SHORT EXERCISE: Only lines holding the word "color" should be copied from the material.

RECORDS FOR PROCESSING:
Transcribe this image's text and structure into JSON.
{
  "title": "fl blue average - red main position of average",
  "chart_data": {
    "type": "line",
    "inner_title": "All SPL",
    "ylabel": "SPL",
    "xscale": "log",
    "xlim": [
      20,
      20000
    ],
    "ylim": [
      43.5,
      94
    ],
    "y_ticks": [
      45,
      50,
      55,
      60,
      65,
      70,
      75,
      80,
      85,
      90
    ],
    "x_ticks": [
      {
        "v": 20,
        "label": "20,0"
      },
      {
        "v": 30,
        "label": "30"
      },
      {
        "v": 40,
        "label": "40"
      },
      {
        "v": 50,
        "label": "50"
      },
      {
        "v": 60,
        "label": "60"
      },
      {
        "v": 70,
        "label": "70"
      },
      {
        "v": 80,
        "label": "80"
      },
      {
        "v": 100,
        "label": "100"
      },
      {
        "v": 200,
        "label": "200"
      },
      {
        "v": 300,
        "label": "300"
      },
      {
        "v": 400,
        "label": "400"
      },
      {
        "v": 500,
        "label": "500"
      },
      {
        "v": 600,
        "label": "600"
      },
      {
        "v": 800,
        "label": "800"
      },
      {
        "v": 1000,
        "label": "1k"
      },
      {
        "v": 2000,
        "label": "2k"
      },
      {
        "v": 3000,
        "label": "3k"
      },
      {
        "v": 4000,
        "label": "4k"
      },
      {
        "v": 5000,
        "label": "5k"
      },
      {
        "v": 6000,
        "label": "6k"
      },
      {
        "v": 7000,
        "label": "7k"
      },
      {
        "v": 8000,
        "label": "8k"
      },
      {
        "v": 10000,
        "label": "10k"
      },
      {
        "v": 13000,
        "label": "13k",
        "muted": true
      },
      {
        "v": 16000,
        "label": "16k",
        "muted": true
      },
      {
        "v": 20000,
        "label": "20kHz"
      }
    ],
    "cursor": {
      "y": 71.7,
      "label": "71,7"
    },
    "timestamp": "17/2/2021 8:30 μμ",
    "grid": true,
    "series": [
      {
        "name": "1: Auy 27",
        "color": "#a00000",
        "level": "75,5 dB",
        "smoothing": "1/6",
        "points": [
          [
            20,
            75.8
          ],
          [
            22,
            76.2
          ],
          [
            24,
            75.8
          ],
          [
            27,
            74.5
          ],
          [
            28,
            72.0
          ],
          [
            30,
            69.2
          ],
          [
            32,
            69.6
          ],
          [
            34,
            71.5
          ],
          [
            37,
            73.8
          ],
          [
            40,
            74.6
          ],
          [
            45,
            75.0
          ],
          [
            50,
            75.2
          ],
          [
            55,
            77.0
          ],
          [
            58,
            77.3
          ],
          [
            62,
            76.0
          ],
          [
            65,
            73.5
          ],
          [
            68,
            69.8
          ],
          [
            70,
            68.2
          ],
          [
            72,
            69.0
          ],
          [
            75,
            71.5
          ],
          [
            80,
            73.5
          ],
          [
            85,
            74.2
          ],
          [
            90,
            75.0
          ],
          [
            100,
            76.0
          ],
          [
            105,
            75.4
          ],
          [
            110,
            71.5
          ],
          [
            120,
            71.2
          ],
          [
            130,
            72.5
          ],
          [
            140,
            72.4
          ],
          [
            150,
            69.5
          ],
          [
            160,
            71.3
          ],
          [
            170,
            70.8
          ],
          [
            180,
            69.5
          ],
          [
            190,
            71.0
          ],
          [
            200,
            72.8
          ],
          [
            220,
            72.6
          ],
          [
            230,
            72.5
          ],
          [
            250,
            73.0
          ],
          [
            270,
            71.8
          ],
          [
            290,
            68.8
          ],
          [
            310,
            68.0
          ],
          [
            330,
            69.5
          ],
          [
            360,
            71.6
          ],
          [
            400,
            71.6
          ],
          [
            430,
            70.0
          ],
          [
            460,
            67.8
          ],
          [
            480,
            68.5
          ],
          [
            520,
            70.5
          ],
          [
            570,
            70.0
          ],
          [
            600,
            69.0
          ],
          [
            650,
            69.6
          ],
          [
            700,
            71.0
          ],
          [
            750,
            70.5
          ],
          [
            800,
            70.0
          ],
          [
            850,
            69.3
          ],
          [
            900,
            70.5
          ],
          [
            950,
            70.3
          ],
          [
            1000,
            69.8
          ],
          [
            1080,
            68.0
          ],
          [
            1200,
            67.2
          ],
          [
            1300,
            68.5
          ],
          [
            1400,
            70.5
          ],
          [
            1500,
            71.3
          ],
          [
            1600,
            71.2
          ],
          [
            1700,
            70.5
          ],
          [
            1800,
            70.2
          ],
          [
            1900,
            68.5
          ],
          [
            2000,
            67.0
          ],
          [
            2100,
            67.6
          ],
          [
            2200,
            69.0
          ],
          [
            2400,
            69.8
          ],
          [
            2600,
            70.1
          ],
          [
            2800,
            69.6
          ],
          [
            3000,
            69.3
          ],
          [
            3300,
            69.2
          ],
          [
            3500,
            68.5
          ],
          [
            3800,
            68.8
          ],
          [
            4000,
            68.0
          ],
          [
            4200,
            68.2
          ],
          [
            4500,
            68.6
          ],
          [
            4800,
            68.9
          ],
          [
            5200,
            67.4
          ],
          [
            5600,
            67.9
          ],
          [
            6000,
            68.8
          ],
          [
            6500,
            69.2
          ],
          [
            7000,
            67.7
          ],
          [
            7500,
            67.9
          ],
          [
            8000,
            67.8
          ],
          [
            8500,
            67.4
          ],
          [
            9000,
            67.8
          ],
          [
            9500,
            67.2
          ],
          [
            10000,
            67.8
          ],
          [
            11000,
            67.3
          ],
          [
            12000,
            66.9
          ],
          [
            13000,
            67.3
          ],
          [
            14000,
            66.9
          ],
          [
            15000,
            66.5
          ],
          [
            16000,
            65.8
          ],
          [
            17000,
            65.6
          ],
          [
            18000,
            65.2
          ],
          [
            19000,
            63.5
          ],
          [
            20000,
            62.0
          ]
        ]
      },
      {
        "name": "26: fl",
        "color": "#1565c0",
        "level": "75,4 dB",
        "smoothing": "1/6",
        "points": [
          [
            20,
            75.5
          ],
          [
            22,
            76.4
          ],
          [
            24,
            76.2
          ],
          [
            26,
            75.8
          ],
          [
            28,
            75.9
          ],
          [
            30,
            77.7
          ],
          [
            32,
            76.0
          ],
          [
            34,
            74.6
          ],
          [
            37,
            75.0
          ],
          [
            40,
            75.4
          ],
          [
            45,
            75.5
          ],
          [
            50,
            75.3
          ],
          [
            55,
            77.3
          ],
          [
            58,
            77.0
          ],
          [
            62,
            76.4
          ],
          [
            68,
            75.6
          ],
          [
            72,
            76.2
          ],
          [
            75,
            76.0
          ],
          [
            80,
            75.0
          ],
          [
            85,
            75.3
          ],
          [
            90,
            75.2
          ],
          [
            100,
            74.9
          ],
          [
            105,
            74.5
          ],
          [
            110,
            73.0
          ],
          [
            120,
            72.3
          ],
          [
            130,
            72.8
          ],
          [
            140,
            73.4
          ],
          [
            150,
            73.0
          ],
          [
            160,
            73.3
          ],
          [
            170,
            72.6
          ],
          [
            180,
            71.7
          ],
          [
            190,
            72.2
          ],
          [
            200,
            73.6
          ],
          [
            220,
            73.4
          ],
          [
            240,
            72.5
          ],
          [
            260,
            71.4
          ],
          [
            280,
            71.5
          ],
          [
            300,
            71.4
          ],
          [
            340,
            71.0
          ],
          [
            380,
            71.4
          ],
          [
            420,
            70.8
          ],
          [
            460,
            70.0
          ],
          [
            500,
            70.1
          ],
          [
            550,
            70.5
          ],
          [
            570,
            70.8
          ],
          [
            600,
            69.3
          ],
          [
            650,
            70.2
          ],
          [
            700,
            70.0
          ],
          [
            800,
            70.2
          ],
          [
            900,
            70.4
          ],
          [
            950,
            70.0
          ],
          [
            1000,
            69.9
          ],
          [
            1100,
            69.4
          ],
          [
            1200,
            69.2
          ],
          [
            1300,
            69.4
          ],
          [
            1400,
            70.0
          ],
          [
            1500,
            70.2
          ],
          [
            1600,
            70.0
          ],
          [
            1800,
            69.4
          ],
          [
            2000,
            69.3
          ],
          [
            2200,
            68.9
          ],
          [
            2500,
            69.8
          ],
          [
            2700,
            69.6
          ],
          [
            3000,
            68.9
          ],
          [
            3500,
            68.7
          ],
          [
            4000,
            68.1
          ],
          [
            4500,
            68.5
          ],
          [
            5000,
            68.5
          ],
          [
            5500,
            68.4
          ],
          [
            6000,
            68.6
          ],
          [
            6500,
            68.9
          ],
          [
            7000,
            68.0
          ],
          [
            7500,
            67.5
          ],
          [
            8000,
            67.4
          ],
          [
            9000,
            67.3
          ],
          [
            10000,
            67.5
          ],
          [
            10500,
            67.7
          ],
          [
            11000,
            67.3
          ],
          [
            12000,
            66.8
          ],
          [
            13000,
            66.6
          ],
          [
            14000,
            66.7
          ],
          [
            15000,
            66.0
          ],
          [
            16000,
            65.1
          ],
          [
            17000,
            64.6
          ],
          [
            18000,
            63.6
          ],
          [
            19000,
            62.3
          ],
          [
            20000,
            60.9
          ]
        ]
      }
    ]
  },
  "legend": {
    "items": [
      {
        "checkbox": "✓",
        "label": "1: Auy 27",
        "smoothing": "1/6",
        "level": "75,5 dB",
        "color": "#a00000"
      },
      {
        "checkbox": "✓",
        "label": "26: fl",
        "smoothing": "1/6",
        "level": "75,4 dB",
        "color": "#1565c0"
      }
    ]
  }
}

TASK RESULT:
        "color": "#a00000",
        "color": "#1565c0",
        "color": "#a00000"
        "color": "#1565c0"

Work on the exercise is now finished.